── TASK INPUT ──
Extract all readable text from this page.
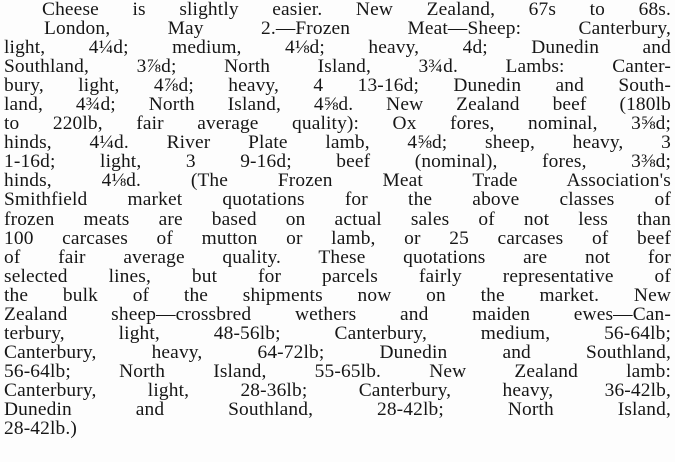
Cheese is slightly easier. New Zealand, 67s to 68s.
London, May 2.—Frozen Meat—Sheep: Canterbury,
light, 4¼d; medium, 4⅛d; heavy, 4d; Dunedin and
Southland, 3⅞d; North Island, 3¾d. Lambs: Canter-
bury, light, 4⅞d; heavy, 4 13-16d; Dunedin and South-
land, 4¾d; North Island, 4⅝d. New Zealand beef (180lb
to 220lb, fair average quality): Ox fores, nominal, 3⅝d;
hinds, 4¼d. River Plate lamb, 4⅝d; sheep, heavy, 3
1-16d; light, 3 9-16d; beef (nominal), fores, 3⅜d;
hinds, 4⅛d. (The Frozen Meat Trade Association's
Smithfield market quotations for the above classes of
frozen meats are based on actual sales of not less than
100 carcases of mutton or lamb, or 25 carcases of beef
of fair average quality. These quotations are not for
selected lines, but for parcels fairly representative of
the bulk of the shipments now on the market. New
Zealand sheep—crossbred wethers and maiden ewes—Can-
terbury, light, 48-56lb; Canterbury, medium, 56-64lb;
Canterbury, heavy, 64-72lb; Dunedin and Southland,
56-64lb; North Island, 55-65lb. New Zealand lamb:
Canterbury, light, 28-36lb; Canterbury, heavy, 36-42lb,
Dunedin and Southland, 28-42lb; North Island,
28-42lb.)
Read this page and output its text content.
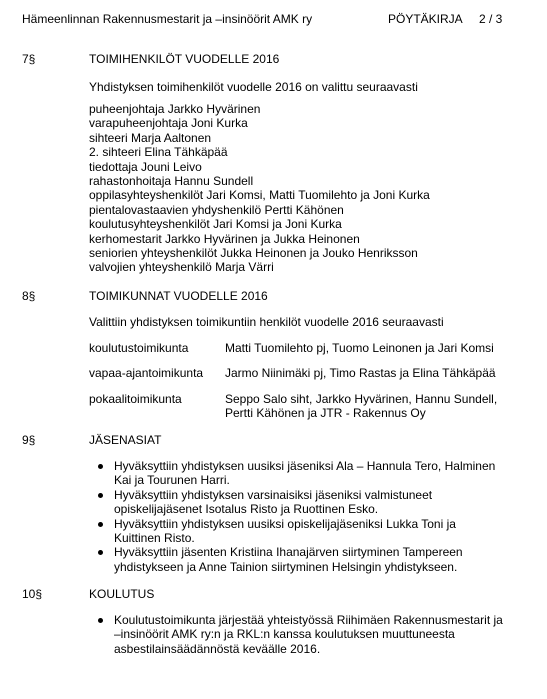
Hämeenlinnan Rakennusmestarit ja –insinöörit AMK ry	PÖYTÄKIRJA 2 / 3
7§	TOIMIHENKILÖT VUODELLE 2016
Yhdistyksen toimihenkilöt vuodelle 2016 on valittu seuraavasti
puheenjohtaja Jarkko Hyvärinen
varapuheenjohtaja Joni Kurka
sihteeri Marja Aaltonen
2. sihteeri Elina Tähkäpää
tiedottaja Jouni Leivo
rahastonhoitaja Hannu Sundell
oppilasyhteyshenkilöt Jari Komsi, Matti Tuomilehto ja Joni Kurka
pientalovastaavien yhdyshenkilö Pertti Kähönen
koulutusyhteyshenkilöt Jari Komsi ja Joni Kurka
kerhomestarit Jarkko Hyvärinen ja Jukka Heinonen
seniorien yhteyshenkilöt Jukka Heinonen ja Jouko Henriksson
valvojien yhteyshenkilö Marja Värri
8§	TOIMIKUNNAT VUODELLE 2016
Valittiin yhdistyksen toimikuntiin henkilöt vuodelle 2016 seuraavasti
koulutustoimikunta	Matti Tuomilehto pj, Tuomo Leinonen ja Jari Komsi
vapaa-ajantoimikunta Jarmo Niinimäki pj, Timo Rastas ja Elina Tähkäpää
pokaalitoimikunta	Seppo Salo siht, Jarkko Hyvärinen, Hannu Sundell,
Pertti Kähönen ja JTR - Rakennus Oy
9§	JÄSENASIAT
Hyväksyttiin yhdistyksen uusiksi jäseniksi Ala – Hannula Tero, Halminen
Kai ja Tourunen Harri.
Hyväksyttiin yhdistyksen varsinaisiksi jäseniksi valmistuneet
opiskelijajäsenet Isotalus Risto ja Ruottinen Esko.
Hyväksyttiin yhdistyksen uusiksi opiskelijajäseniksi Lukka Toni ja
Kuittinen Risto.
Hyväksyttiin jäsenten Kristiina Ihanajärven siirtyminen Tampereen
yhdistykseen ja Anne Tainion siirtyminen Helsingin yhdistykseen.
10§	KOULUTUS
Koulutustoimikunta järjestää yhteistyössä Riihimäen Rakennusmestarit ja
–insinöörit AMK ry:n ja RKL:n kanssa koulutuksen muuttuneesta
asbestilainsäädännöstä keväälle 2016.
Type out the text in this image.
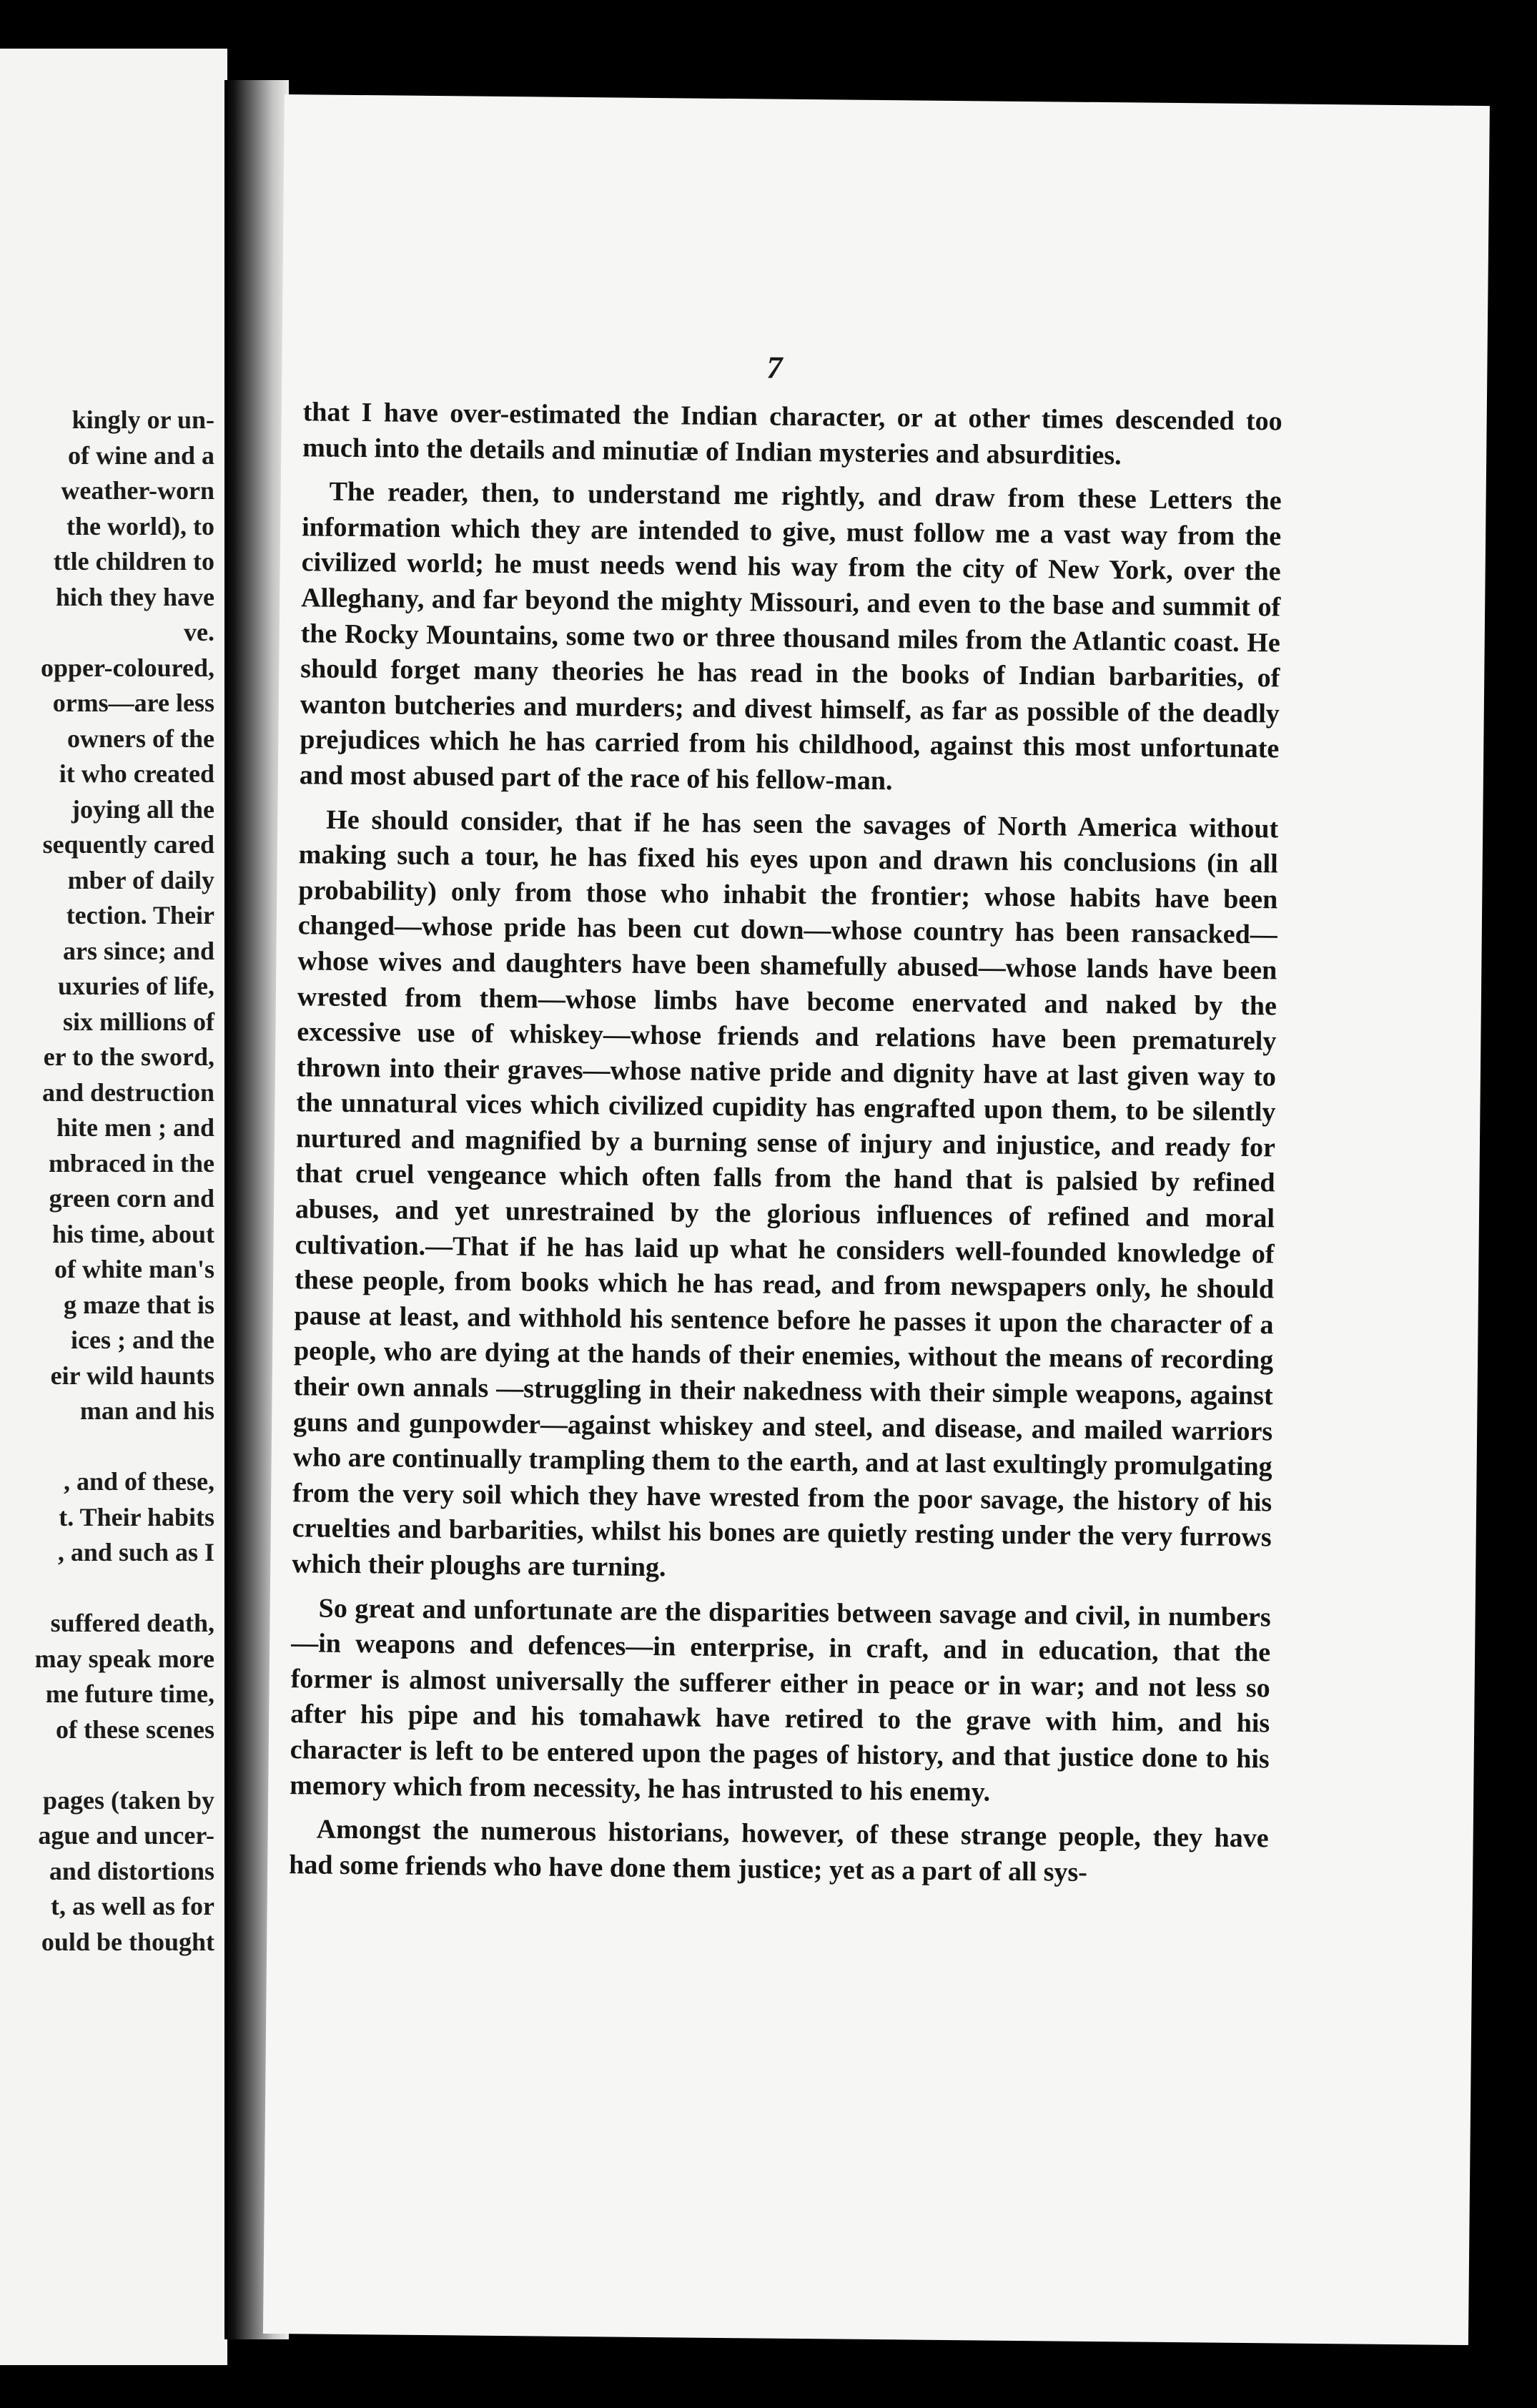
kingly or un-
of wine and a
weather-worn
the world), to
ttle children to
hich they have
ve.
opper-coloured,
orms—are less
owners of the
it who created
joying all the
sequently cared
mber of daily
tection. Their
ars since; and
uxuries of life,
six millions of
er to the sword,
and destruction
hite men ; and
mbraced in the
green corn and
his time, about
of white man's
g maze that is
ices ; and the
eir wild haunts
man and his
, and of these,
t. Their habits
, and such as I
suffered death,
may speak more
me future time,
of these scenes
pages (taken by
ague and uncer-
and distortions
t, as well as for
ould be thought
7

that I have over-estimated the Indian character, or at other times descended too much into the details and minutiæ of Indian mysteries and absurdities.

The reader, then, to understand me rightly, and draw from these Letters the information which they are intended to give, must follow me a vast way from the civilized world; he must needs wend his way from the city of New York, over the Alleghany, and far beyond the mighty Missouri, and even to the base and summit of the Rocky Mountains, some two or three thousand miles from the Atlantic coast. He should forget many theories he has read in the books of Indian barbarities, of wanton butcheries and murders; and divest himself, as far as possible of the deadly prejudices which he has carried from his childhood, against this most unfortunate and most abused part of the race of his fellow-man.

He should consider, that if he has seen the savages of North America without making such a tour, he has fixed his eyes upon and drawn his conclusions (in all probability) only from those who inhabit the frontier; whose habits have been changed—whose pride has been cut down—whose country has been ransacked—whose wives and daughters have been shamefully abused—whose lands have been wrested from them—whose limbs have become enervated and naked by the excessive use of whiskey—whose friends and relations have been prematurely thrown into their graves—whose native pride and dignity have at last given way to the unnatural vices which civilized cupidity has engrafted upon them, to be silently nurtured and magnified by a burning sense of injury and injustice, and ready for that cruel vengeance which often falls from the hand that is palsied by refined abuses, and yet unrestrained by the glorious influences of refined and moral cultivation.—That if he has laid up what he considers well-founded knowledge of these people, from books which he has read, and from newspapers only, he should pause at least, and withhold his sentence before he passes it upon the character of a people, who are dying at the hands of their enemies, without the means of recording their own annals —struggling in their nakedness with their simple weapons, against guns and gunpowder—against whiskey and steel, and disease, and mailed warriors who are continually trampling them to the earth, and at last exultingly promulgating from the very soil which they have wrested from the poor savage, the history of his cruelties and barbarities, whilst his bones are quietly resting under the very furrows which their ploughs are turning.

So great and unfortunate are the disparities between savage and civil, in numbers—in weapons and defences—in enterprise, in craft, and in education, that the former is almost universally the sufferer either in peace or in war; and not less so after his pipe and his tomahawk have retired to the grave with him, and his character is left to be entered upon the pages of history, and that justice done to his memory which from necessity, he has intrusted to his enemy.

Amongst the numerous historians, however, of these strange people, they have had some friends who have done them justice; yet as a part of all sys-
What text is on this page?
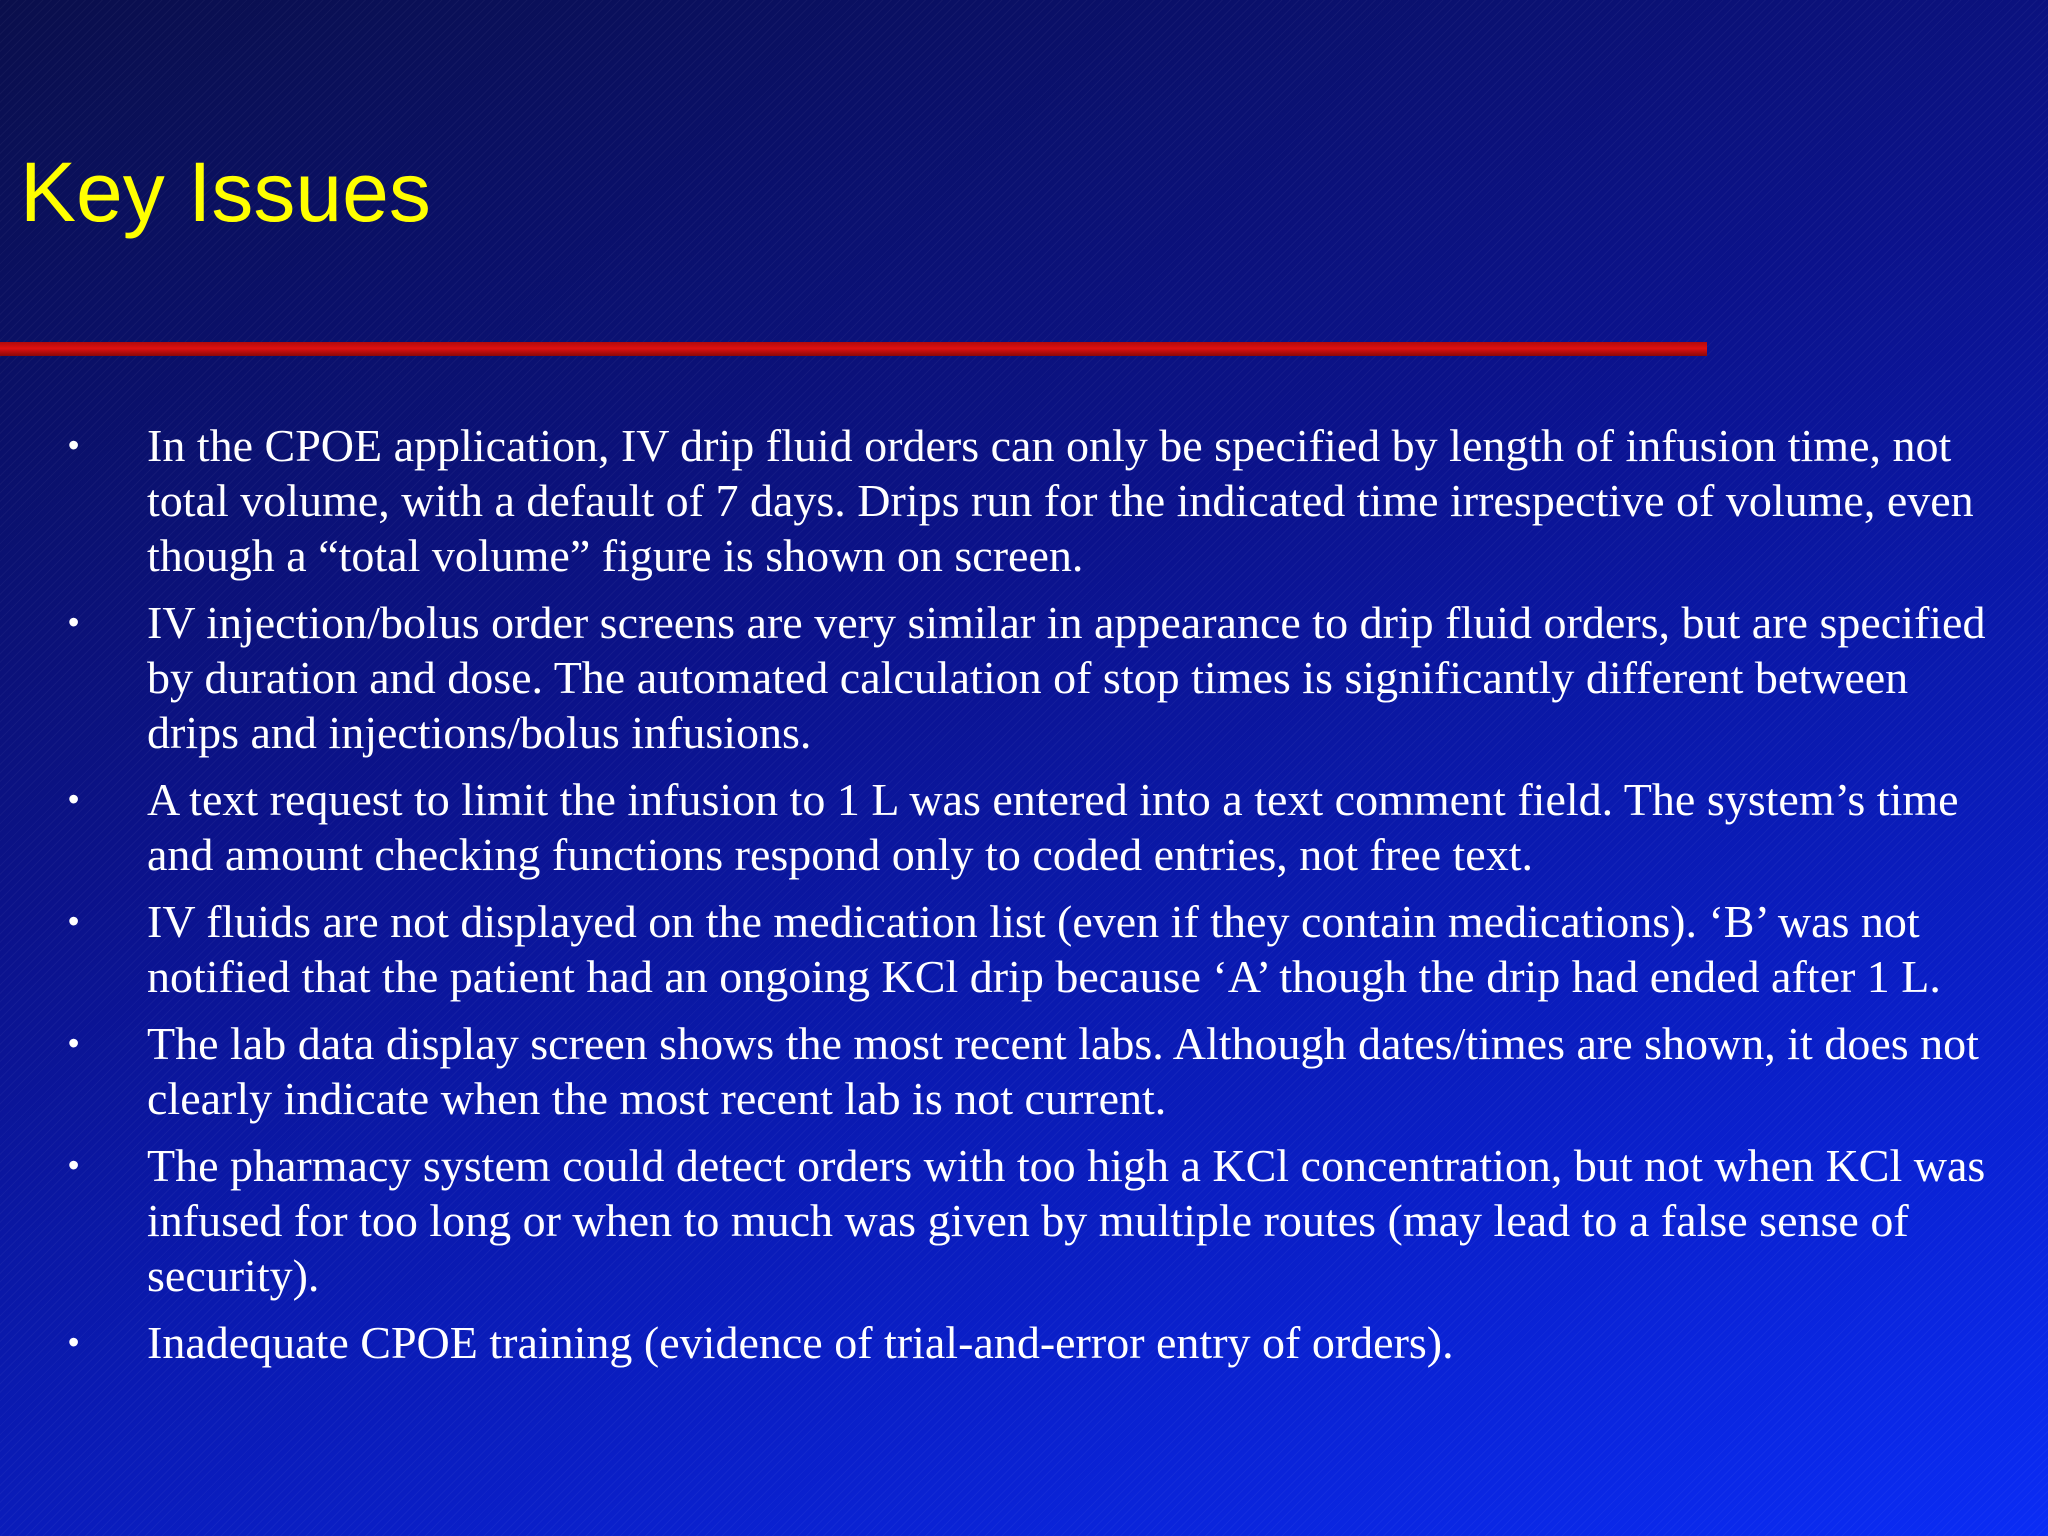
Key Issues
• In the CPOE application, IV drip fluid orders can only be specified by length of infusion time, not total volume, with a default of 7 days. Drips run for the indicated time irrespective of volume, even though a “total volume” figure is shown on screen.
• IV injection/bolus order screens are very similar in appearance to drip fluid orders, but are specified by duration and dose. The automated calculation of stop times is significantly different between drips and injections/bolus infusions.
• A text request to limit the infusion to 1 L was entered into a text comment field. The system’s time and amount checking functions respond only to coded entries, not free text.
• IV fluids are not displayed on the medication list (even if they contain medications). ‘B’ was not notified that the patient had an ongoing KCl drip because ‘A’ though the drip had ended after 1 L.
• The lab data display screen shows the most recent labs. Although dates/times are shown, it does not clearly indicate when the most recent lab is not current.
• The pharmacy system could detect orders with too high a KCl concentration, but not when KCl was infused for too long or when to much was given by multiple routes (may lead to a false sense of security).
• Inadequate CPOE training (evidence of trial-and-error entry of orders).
───
_EXERCISE DIRECTIONS_: Wherever "Kurka" shows up in a line, copy that line.

_ANSWER TO THE EXERCISE_:
varapuheenjohtaja Joni Kurka
oppilasyhteyshenkilöt Jari Komsi, Matti Tuomilehto ja Joni Kurka
koulutusyhteyshenkilöt Jari Komsi ja Joni Kurka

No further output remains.